AIM OF THE EXERCISE
Which lines contain the word "ylabel"? Return each of them as written.
*** RECORDS PROVIDED ***
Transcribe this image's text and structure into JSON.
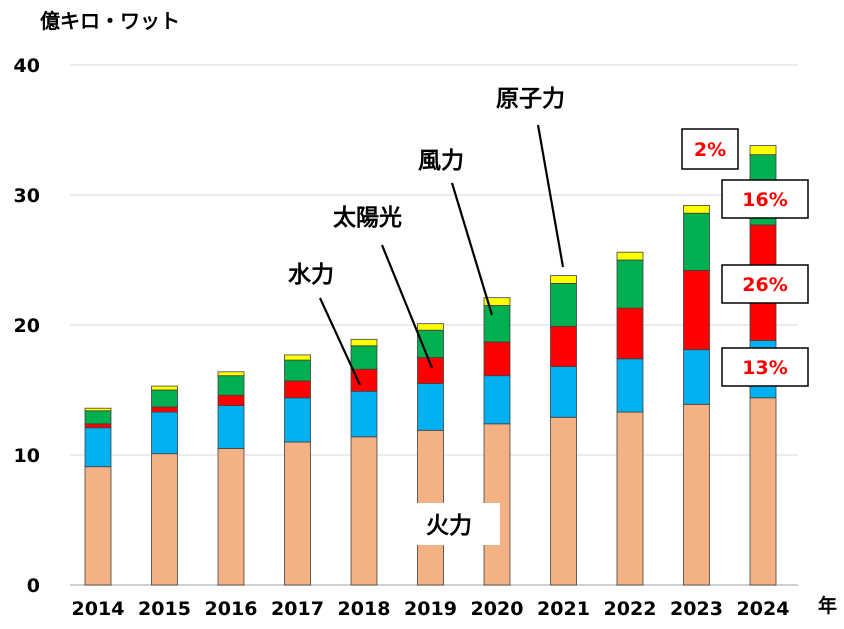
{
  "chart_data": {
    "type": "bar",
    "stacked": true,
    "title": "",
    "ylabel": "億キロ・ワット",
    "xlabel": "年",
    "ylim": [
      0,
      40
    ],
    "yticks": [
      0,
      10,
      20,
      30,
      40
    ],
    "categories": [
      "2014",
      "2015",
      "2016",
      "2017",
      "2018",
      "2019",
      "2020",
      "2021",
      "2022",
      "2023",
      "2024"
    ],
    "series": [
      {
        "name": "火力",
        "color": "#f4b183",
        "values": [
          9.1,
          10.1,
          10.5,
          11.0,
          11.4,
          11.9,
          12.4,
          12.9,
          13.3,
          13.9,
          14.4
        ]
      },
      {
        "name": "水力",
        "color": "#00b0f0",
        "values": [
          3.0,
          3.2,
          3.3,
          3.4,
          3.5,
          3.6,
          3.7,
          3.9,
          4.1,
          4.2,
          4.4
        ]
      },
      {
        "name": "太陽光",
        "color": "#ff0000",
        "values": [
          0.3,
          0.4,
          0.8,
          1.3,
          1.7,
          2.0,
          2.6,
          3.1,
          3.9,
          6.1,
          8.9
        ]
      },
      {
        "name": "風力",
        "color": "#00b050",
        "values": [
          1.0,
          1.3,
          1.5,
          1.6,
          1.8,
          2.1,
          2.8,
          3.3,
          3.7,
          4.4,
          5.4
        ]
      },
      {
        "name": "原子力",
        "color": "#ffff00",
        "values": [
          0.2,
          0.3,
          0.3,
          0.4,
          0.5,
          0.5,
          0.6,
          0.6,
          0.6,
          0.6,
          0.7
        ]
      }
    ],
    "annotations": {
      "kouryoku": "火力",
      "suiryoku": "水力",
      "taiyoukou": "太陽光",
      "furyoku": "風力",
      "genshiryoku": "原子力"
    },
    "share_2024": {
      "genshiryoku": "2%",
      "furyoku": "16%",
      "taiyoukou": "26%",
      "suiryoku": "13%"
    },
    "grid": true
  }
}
***
*** RECORDS PROVIDED ***
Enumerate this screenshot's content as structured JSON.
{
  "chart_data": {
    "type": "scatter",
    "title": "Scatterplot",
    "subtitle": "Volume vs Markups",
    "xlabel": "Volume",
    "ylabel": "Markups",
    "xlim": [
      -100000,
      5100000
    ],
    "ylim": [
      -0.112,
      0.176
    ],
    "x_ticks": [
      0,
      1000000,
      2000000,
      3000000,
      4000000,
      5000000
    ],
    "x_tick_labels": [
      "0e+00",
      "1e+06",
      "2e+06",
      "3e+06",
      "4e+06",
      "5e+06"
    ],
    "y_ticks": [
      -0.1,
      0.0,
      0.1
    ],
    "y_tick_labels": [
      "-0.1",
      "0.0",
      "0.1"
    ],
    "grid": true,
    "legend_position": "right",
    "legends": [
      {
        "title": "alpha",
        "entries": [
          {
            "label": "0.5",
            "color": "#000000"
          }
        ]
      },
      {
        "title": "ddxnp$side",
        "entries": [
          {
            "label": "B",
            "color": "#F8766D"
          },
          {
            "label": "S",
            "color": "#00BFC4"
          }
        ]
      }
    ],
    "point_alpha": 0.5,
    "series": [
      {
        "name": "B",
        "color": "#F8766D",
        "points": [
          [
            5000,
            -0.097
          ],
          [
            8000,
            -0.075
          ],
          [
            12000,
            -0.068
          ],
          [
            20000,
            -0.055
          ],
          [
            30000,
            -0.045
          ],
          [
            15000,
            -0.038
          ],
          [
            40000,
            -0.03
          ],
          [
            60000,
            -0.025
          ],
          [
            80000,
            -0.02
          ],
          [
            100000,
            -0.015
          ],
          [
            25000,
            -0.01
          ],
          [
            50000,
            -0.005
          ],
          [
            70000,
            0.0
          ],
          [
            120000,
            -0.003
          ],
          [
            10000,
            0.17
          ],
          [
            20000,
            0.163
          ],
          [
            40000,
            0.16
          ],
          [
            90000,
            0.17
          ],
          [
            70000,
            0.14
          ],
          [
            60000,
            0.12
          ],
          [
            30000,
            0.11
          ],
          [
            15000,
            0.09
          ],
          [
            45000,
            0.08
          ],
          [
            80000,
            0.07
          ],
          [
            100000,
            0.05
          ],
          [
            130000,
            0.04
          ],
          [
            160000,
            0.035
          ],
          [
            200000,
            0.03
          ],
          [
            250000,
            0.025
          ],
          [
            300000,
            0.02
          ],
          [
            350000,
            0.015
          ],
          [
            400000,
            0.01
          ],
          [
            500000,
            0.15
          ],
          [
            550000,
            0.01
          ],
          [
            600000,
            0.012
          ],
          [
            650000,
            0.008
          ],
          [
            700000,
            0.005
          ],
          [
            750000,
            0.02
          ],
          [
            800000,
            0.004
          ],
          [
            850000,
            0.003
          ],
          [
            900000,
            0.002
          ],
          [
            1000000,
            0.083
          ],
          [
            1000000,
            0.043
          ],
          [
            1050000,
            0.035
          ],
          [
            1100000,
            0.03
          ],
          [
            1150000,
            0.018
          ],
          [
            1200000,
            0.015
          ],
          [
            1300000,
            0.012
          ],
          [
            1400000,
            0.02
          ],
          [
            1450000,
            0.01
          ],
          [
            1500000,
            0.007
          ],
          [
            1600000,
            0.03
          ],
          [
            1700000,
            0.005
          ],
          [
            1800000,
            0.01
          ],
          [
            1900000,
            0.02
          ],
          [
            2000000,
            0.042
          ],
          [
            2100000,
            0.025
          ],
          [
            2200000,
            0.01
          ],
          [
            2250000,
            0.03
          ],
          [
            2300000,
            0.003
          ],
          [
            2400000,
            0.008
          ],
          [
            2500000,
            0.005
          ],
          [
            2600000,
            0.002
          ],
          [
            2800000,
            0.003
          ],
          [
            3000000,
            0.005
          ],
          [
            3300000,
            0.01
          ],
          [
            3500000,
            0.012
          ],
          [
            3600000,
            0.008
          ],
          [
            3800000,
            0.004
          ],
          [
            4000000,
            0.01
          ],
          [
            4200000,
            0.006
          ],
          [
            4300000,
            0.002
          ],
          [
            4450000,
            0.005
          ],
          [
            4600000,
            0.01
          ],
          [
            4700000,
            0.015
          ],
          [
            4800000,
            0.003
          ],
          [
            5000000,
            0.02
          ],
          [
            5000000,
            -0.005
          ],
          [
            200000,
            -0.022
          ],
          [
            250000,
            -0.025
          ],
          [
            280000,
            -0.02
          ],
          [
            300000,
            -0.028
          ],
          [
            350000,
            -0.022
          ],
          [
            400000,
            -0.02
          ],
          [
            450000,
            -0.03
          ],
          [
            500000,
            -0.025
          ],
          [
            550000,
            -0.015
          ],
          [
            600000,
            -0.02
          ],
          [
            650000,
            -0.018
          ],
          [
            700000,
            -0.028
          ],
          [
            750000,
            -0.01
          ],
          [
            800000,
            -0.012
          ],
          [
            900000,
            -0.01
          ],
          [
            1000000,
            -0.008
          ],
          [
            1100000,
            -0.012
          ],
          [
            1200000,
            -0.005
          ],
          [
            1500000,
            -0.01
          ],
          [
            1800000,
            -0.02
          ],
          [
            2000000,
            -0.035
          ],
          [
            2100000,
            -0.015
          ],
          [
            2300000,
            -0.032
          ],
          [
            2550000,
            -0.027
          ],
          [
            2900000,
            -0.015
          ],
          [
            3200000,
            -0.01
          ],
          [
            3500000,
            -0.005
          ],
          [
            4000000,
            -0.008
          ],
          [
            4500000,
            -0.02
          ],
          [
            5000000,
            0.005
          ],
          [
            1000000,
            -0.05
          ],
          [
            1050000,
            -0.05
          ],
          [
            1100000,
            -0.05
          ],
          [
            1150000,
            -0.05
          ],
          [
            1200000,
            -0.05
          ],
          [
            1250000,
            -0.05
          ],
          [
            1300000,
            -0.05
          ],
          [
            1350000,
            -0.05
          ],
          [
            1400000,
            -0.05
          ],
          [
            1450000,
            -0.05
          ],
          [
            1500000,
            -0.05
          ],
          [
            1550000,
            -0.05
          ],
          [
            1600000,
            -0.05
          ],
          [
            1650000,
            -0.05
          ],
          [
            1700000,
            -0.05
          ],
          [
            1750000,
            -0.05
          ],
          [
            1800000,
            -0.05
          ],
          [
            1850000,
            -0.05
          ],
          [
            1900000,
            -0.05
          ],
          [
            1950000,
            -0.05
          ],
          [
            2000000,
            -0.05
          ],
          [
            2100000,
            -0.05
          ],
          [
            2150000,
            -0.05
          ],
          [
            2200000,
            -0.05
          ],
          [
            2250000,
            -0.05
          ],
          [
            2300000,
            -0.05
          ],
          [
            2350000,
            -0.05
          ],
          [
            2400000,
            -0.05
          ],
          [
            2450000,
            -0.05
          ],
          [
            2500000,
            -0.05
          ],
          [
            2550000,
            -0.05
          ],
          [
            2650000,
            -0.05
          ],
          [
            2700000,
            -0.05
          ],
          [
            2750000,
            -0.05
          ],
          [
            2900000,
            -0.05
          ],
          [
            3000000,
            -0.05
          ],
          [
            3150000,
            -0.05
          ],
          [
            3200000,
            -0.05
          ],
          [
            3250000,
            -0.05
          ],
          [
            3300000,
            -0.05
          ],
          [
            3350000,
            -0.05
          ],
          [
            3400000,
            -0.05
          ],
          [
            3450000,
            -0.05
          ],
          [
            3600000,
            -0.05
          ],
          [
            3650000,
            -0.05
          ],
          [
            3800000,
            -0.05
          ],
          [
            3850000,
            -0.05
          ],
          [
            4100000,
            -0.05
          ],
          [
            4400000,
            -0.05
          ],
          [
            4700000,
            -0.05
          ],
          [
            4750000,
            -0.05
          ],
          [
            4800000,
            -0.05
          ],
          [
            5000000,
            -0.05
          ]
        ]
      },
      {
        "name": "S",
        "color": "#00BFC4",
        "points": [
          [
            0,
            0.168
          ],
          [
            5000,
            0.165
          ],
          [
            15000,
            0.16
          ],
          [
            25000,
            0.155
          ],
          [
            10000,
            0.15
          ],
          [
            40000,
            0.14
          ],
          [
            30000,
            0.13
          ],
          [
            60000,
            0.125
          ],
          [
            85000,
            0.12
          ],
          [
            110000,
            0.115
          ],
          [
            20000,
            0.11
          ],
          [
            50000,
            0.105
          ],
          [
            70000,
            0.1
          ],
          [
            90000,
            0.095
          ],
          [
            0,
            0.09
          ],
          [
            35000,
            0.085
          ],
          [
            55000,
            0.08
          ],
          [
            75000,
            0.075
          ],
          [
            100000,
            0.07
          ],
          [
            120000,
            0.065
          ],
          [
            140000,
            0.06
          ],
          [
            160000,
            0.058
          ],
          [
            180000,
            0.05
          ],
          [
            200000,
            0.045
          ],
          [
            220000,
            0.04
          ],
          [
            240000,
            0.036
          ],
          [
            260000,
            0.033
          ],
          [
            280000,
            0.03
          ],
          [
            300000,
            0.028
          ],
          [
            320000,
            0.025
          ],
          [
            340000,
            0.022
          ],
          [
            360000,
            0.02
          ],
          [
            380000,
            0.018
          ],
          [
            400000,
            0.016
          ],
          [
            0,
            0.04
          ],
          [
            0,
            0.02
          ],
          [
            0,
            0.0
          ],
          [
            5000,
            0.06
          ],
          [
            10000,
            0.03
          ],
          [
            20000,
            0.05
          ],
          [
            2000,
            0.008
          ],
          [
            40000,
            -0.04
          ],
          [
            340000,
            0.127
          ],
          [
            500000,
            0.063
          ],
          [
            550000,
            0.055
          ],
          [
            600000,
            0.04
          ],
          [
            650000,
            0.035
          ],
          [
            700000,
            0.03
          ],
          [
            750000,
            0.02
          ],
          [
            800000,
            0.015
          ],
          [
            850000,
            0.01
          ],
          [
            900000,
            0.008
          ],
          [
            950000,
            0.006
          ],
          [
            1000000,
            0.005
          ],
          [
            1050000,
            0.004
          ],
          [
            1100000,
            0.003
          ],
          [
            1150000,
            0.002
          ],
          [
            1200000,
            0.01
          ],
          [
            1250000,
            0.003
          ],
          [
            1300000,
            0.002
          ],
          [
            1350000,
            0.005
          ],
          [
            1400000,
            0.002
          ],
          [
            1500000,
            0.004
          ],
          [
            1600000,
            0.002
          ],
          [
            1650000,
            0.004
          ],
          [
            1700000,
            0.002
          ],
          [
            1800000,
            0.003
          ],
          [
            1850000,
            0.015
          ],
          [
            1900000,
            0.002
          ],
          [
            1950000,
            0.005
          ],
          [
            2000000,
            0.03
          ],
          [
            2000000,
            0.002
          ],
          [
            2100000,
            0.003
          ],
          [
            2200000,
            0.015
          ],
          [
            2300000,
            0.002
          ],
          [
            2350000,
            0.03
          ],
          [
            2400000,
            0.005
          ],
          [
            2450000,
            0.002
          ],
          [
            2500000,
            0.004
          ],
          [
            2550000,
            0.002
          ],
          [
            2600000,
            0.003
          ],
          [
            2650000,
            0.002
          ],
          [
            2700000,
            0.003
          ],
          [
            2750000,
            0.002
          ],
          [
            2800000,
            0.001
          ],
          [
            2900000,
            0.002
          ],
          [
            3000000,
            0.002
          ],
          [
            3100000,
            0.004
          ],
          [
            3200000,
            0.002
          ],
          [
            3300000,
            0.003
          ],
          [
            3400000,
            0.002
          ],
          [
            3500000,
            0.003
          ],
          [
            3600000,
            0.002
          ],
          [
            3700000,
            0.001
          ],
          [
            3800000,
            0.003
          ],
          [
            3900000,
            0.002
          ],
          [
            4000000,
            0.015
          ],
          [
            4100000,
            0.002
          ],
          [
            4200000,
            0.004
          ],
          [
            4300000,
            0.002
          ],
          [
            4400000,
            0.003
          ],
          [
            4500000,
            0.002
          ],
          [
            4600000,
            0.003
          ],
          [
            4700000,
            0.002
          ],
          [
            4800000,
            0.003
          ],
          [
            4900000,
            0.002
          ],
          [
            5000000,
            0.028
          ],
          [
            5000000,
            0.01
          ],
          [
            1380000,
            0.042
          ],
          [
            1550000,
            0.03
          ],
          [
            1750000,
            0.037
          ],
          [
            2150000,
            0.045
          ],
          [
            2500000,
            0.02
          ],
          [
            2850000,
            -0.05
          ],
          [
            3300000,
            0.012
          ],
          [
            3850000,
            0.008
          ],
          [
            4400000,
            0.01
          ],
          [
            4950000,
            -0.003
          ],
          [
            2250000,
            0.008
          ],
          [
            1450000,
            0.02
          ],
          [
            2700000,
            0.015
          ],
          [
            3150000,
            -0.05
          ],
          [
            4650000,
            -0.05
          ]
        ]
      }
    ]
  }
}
***
*** RECORDS PROVIDED ***
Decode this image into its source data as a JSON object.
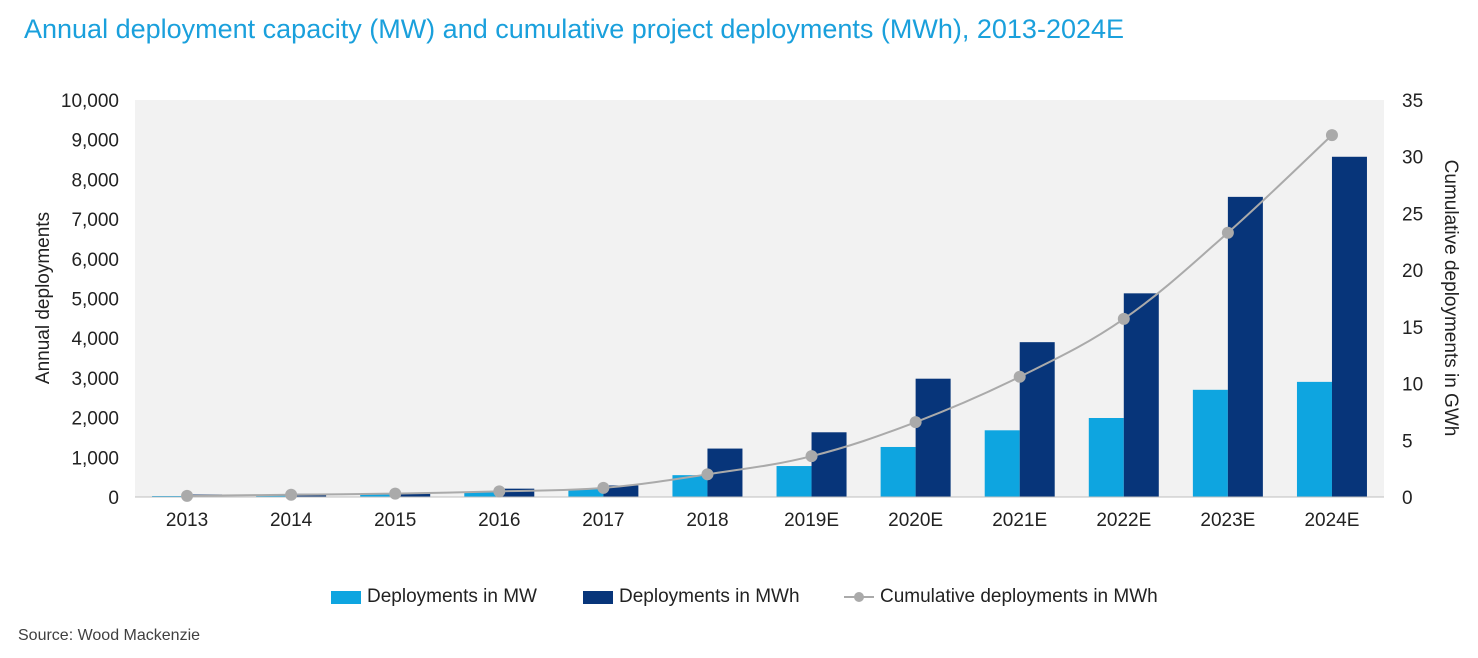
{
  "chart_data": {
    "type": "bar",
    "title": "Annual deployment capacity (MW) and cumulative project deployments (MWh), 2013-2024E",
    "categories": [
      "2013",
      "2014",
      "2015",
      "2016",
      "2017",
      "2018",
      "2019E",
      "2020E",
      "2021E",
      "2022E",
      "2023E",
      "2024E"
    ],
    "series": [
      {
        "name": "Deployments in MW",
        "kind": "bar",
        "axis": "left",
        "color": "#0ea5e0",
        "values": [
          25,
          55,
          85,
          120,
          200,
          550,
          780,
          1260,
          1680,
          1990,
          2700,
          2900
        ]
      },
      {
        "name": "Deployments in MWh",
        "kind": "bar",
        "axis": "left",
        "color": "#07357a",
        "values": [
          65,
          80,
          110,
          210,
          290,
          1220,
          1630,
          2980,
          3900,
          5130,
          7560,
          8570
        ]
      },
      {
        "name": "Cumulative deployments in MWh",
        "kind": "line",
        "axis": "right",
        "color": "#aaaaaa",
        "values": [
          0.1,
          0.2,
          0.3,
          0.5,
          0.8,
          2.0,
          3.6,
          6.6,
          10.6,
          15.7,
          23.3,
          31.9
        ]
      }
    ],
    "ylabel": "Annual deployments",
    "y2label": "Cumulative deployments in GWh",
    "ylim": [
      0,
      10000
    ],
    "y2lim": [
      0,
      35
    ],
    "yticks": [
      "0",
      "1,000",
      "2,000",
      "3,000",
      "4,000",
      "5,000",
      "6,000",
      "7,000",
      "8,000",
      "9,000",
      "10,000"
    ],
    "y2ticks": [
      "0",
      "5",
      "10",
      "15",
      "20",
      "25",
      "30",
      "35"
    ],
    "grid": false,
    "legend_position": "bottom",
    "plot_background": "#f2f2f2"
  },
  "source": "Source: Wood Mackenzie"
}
***
SOLUTION TO THIS TASK
    "ylabel": "億キロ・ワット",
    "ylabel": "Markups",
    "ylabel": "Annual deployments",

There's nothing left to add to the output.